Records excerpted from a collection
=====
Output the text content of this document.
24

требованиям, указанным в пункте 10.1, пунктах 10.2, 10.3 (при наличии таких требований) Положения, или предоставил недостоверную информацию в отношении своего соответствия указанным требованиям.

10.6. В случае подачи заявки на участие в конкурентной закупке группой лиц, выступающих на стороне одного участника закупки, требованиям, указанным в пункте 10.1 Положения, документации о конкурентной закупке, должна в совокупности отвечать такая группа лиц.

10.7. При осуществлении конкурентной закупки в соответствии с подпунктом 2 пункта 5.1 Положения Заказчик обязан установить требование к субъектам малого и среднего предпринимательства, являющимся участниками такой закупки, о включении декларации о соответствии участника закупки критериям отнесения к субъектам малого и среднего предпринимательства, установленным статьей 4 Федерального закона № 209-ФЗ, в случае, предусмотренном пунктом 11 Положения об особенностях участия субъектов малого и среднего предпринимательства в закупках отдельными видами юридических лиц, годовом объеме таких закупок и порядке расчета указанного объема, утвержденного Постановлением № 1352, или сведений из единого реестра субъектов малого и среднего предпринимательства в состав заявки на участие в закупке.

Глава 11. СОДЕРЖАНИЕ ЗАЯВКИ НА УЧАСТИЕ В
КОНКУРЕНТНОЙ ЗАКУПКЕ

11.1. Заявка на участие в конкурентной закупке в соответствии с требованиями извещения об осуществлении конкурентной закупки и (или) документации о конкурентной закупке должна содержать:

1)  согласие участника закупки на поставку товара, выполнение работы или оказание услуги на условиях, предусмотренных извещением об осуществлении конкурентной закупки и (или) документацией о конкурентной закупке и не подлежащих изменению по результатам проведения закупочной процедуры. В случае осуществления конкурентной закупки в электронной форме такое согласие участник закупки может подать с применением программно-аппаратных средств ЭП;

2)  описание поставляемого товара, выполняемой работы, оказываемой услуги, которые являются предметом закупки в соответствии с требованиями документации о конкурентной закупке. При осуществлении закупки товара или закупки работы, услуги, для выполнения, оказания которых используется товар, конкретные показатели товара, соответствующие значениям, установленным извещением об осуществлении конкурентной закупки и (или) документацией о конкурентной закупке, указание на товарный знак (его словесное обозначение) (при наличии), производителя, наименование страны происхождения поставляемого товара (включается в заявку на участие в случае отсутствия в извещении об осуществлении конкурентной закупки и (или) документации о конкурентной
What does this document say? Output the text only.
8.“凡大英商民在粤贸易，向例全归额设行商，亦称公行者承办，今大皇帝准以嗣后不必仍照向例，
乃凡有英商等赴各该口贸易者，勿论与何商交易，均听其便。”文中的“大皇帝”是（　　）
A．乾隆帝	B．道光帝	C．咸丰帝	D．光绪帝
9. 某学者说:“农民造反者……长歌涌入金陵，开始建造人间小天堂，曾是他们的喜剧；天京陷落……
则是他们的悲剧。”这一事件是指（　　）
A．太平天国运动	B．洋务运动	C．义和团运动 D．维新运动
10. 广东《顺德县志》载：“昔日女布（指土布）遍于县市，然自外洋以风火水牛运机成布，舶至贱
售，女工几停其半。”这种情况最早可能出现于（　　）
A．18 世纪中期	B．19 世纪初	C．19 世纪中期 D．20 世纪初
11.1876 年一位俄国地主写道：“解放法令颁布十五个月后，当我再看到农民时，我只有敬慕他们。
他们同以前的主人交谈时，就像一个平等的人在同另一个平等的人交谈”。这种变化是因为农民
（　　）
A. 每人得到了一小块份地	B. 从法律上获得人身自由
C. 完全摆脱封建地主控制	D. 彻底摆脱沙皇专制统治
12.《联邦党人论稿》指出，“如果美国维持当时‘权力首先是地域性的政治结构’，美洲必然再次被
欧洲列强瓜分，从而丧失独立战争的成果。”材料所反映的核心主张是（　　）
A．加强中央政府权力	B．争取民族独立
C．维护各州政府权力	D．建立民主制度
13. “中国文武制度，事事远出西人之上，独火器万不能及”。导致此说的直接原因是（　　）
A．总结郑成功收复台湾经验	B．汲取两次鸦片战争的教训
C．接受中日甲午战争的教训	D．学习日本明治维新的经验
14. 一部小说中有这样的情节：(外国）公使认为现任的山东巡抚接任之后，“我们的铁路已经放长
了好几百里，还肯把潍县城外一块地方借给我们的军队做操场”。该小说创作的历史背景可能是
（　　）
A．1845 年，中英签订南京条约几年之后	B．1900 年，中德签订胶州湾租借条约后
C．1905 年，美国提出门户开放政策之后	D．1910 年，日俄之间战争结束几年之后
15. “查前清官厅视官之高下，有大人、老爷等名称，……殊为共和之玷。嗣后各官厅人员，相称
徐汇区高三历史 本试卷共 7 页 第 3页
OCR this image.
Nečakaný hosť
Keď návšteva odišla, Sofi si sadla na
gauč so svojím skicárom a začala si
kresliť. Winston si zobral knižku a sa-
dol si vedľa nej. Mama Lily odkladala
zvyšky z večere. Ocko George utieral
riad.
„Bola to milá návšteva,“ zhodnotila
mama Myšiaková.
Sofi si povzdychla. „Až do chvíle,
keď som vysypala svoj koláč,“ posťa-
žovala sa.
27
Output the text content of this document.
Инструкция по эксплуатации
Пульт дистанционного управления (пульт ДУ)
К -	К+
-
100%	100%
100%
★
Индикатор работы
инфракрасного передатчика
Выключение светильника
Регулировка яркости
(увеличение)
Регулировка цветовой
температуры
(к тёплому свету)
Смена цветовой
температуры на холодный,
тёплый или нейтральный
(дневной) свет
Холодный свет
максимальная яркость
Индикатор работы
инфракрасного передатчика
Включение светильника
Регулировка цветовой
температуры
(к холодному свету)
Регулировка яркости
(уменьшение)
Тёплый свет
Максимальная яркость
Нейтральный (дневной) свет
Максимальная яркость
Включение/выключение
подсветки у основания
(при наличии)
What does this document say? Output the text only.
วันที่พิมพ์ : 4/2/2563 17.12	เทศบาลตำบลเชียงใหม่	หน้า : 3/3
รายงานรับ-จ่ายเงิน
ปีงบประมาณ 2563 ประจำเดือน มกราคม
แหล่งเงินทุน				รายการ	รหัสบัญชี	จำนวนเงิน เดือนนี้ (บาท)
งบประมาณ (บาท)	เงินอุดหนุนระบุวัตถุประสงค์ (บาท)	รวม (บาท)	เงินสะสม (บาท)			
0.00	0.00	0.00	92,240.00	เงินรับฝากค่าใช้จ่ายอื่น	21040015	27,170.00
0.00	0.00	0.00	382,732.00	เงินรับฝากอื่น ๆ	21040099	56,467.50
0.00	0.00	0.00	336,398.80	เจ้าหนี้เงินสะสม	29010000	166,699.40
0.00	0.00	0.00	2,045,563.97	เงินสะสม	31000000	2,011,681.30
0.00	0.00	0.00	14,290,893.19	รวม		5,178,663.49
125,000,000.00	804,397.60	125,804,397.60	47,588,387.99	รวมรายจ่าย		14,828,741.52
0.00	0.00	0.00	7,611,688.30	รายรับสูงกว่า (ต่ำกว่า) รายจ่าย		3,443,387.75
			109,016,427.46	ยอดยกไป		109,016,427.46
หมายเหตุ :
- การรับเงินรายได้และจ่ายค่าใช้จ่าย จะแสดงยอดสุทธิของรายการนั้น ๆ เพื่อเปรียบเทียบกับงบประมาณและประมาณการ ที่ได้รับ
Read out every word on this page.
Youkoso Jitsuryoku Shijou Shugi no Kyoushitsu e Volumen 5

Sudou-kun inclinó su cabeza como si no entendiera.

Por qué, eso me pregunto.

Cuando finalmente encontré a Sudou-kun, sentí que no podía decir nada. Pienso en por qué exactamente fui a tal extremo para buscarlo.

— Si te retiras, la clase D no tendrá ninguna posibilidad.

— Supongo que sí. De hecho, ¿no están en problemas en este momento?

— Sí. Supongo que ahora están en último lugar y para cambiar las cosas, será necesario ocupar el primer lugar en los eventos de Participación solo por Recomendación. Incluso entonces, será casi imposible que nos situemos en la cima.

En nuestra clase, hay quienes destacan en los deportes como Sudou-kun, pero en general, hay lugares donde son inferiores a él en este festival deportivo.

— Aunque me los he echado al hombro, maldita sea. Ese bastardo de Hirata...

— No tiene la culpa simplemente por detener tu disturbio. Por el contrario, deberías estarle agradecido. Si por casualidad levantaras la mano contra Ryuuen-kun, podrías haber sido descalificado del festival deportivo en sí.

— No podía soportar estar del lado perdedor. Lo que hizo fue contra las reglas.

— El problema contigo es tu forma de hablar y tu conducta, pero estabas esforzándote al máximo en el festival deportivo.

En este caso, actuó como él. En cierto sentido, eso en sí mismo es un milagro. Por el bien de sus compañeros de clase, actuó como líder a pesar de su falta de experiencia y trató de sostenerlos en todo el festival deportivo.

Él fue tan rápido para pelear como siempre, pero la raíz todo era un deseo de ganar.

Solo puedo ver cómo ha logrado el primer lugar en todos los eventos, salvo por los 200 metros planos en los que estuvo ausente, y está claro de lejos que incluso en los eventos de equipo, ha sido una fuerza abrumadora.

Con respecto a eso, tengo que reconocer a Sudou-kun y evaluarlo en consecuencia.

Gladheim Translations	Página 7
=====
§ Task details: Tally the lines that hold the string "Sofi" and state the total, nothing more.

§ Solution: 2